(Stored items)
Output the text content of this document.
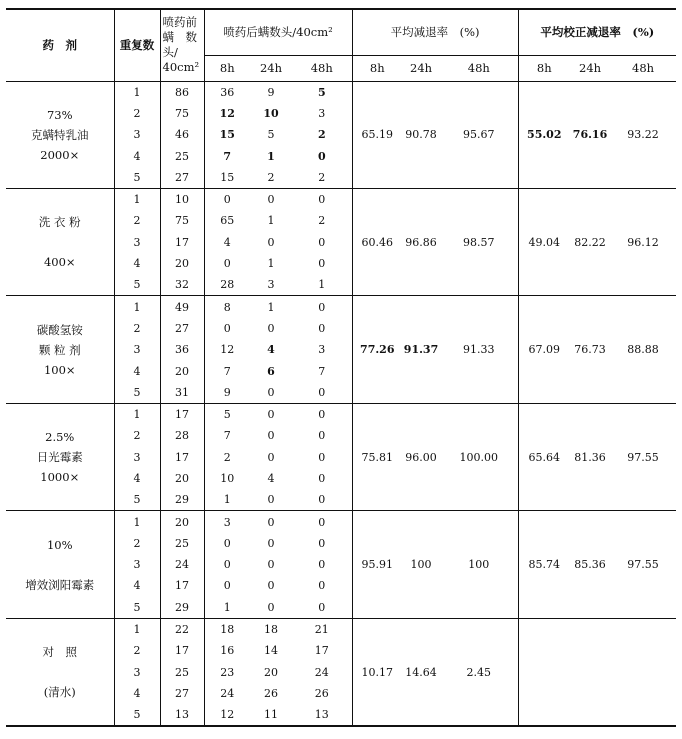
药　剂	重复数	喷药前
螨　数
头/
40cm²	喷药后螨数头/40cm²			平均减退率　(%)			平均校正减退率　(%)		
			8h	24h	48h	8h	24h	48h	8h	24h	48h

73%
克螨特乳油
2000×	1	86	36	9	5	65.19	90.78	95.67	55.02	76.16	93.22
	2	75	12	10	3						
	3	46	15	5	2						
	4	25	7	1	0						
	5	27	15	2	2						

洗 衣 粉

400×	1	10	0	0	0	60.46	96.86	98.57	49.04	82.22	96.12
	2	75	65	1	2						
	3	17	4	0	0						
	4	20	0	1	0						
	5	32	28	3	1						

碳酸氢铵
颗 粒 剂
100×	1	49	8	1	0	77.26	91.37	91.33	67.09	76.73	88.88
	2	27	0	0	0						
	3	36	12	4	3						
	4	20	7	6	7						
	5	31	9	0	0						

2.5%
日光霉素
1000×	1	17	5	0	0	75.81	96.00	100.00	65.64	81.36	97.55
	2	28	7	0	0						
	3	17	2	0	0						
	4	20	10	4	0						
	5	29	1	0	0						

10%

增效浏阳霉素	1	20	3	0	0	95.91	100	100	85.74	85.36	97.55
	2	25	0	0	0						
	3	24	0	0	0						
	4	17	0	0	0						
	5	29	1	0	0						

对　照

(清水)	1	22	18	18	21	10.17	14.64	2.45			
	2	17	16	14	17						
	3	25	23	20	24						
	4	27	24	26	26						
	5	13	12	11	13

** What the exercise asks **
Transcribe all entries above exactly. Drop the pictures.

** Solution to this exercise **
Output the text content of this document.
药　剂	重复数	喷药前
螨　数
头/
40cm²	喷药后螨数头/40cm²			平均减退率　(%)			平均校正减退率　(%)		
			8h	24h	48h	8h	24h	48h	8h	24h	48h

73%
克螨特乳油
2000×	1	86	36	9	5	65.19	90.78	95.67	55.02	76.16	93.22
	2	75	12	10	3						
	3	46	15	5	2						
	4	25	7	1	0						
	5	27	15	2	2						

洗 衣 粉

400×	1	10	0	0	0	60.46	96.86	98.57	49.04	82.22	96.12
	2	75	65	1	2						
	3	17	4	0	0						
	4	20	0	1	0						
	5	32	28	3	1						

碳酸氢铵
颗 粒 剂
100×	1	49	8	1	0	77.26	91.37	91.33	67.09	76.73	88.88
	2	27	0	0	0						
	3	36	12	4	3						
	4	20	7	6	7						
	5	31	9	0	0						

2.5%
日光霉素
1000×	1	17	5	0	0	75.81	96.00	100.00	65.64	81.36	97.55
	2	28	7	0	0						
	3	17	2	0	0						
	4	20	10	4	0						
	5	29	1	0	0						

10%

增效浏阳霉素	1	20	3	0	0	95.91	100	100	85.74	85.36	97.55
	2	25	0	0	0						
	3	24	0	0	0						
	4	17	0	0	0						
	5	29	1	0	0						

对　照

(清水)	1	22	18	18	21	10.17	14.64	2.45			
	2	17	16	14	17						
	3	25	23	20	24						
	4	27	24	26	26						
	5	13	12	11	13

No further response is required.